Excerpt from a dataset:
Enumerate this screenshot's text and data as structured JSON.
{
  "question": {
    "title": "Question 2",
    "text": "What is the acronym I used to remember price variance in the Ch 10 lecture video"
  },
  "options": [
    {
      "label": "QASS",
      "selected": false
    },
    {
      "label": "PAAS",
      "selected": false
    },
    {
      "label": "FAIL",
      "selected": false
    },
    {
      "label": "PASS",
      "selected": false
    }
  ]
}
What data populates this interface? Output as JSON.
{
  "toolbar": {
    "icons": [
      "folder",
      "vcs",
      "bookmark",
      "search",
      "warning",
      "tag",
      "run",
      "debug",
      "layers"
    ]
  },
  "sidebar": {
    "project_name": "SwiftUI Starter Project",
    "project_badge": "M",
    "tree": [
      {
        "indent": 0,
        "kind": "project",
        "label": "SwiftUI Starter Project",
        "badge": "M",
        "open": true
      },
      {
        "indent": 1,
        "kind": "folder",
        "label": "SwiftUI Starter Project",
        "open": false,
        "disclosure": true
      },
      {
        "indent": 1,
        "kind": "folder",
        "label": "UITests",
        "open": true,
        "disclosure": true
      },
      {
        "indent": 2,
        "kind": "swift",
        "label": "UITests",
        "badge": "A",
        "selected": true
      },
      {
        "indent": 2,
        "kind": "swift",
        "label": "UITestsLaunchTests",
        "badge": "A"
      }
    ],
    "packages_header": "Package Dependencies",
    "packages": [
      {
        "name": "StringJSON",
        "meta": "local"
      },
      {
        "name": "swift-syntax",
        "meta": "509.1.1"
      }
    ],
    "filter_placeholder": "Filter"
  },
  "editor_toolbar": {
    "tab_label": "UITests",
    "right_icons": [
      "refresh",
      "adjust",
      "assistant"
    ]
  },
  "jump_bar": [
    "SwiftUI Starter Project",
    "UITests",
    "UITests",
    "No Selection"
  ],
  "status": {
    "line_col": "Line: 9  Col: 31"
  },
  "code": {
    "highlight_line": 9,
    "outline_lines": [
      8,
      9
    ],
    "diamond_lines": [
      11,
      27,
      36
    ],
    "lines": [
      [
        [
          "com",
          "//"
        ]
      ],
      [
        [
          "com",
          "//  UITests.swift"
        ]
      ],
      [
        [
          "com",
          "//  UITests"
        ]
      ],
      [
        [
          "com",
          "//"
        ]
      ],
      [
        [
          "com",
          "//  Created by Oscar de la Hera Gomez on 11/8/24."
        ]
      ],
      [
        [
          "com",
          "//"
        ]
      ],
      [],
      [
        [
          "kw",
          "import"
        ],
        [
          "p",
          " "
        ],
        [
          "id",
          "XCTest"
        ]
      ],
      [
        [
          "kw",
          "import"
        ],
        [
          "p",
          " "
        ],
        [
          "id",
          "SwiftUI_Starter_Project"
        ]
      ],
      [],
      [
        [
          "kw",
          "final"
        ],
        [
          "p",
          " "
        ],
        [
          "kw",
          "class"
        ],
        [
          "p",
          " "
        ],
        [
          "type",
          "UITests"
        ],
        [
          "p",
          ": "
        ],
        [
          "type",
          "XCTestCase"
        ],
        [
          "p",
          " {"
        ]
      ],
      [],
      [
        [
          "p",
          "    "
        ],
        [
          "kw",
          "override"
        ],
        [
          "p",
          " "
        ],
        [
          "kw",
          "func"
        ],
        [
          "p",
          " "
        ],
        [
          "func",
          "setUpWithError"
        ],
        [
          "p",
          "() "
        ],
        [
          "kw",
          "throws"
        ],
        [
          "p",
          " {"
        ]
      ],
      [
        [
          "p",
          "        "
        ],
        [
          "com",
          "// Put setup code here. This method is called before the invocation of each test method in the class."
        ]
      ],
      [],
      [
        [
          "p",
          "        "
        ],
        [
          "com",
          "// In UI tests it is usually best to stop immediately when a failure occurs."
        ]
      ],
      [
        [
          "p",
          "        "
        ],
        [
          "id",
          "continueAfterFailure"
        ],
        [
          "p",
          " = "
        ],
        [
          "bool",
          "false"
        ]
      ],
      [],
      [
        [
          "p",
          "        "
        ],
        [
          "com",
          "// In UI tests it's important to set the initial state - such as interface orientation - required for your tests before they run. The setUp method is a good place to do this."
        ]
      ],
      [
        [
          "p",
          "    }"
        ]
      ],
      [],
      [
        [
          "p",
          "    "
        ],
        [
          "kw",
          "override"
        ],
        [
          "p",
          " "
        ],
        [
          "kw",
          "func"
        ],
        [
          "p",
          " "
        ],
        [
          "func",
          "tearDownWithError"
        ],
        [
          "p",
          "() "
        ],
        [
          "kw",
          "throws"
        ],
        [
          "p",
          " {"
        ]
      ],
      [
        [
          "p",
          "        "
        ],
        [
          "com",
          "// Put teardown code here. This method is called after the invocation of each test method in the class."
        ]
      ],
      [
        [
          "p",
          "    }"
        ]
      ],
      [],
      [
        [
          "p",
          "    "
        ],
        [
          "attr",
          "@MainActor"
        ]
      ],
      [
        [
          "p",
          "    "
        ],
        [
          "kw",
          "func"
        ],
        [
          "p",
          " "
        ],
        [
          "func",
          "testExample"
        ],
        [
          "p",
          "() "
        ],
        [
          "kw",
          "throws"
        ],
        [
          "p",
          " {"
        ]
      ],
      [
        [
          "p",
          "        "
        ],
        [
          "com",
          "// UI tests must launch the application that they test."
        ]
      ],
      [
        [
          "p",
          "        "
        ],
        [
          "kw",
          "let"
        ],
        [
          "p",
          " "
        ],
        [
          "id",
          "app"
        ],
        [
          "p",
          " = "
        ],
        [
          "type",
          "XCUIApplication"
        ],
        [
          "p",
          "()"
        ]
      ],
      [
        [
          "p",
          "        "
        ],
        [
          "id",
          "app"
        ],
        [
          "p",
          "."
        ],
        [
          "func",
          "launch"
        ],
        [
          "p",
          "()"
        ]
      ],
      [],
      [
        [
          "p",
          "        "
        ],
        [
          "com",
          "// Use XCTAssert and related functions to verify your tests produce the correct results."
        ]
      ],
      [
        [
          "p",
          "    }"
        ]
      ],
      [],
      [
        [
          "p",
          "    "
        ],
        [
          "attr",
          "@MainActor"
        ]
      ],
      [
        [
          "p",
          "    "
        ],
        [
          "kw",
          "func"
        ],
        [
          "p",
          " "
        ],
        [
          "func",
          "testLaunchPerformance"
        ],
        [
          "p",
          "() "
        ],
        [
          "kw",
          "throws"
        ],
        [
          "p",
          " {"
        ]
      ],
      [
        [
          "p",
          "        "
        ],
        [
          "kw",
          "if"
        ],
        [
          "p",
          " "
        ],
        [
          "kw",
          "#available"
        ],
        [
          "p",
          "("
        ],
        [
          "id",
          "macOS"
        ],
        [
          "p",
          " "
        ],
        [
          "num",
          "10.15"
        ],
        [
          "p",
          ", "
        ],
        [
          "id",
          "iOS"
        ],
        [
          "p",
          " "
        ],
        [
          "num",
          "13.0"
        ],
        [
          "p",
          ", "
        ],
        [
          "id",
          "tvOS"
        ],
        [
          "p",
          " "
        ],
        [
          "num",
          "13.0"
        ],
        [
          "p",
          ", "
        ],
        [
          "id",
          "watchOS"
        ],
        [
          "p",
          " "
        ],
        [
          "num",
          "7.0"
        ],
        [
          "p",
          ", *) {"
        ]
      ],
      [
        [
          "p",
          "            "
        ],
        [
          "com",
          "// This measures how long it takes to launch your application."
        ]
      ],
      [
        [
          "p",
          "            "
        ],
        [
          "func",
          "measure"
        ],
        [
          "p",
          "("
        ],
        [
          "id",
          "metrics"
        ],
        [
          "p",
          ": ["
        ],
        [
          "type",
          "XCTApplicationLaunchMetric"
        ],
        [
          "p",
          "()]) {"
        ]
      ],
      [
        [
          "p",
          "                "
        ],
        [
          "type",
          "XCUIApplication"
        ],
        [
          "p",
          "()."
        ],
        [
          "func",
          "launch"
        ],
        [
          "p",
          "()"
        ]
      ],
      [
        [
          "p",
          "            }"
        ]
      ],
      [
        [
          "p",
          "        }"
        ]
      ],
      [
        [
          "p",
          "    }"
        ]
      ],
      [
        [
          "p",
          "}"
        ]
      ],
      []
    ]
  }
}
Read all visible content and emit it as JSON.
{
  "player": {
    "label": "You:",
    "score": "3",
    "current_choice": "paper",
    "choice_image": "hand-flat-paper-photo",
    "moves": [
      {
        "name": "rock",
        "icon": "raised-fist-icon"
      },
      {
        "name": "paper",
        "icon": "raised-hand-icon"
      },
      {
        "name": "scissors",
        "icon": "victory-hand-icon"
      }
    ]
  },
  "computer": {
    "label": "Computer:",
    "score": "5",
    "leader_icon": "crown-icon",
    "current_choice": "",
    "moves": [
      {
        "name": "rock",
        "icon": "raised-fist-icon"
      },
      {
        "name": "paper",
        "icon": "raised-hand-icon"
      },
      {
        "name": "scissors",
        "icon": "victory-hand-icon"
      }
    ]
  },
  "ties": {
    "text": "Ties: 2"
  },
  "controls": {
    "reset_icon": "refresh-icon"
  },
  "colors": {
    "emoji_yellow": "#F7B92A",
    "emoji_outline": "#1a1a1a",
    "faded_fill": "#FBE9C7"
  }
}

## What to produce
Write out exactly the lines starting with the one that holds "Read all visible content and emit it as JSON." and running through the last line above.

## Written solution
Read all visible content and emit it as JSON.
{
  "player": {
    "label": "You:",
    "score": "3",
    "current_choice": "paper",
    "choice_image": "hand-flat-paper-photo",
    "moves": [
      {
        "name": "rock",
        "icon": "raised-fist-icon"
      },
      {
        "name": "paper",
        "icon": "raised-hand-icon"
      },
      {
        "name": "scissors",
        "icon": "victory-hand-icon"
      }
    ]
  },
  "computer": {
    "label": "Computer:",
    "score": "5",
    "leader_icon": "crown-icon",
    "current_choice": "",
    "moves": [
      {
        "name": "rock",
        "icon": "raised-fist-icon"
      },
      {
        "name": "paper",
        "icon": "raised-hand-icon"
      },
      {
        "name": "scissors",
        "icon": "victory-hand-icon"
      }
    ]
  },
  "ties": {
    "text": "Ties: 2"
  },
  "controls": {
    "reset_icon": "refresh-icon"
  },
  "colors": {
    "emoji_yellow": "#F7B92A",
    "emoji_outline": "#1a1a1a",
    "faded_fill": "#FBE9C7"
  }
}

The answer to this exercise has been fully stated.